_Required task_.
Restate every entry word for word.

_Extracted information_.

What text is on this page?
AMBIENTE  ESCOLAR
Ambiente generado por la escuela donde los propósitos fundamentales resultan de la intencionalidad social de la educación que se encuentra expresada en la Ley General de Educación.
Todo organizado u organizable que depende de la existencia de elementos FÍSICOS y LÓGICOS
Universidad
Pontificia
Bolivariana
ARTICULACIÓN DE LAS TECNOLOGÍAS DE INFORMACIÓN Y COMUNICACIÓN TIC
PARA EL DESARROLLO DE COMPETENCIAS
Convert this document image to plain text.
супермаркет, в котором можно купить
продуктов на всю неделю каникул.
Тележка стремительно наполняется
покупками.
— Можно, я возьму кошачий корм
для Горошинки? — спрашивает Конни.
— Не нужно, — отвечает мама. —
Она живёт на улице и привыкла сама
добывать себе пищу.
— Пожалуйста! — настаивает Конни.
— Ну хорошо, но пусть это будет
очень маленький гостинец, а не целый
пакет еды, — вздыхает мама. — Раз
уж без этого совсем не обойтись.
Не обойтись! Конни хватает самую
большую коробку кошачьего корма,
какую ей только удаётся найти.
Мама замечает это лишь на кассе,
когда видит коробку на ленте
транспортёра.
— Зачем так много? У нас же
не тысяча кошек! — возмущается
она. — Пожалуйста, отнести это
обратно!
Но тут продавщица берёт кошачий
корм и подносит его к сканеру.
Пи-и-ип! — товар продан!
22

_Exercise response_.
What text is on this page?
AMBIENTE  ESCOLAR
Ambiente generado por la escuela donde los propósitos fundamentales resultan de la intencionalidad social de la educación que se encuentra expresada en la Ley General de Educación.
Todo organizado u organizable que depende de la existencia de elementos FÍSICOS y LÓGICOS
Universidad
Pontificia
Bolivariana
ARTICULACIÓN DE LAS TECNOLOGÍAS DE INFORMACIÓN Y COMUNICACIÓN TIC
PARA EL DESARROLLO DE COMPETENCIAS
Convert this document image to plain text.
супермаркет, в котором можно купить
продуктов на всю неделю каникул.
Тележка стремительно наполняется
покупками.
— Можно, я возьму кошачий корм
для Горошинки? — спрашивает Конни.
— Не нужно, — отвечает мама. —
Она живёт на улице и привыкла сама
добывать себе пищу.
— Пожалуйста! — настаивает Конни.
— Ну хорошо, но пусть это будет
очень маленький гостинец, а не целый
пакет еды, — вздыхает мама. — Раз
уж без этого совсем не обойтись.
Не обойтись! Конни хватает самую
большую коробку кошачьего корма,
какую ей только удаётся найти.
Мама замечает это лишь на кассе,
когда видит коробку на ленте
транспортёра.
— Зачем так много? У нас же
не тысяча кошек! — возмущается
она. — Пожалуйста, отнести это
обратно!
Но тут продавщица берёт кошачий
корм и подносит его к сканеру.
Пи-и-ип! — товар продан!
22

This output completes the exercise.